--- start ---
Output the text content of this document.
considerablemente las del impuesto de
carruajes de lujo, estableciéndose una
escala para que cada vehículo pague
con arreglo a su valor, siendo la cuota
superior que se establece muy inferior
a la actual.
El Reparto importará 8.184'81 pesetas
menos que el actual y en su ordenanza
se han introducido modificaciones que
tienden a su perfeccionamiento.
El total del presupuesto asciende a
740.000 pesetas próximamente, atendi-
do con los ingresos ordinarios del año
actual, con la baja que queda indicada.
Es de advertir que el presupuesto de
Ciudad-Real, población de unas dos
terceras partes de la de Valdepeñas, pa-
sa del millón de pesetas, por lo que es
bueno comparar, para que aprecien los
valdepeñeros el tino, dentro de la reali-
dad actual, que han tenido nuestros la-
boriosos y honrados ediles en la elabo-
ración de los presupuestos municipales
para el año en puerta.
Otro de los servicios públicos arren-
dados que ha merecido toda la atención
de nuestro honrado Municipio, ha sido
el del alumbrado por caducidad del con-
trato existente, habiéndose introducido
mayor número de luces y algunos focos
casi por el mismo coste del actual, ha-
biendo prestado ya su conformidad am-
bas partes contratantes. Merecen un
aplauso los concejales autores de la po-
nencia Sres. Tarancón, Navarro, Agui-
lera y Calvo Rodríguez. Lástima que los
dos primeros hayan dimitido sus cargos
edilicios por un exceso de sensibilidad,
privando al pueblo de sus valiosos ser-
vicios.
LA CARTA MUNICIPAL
--- end ---
#### Your objective:
Read the entries above, then pull out the lines that include "partes".

#### Problem solution:
terceras partes de la de Valdepeñas, pa-
bas partes contratantes. Merecen un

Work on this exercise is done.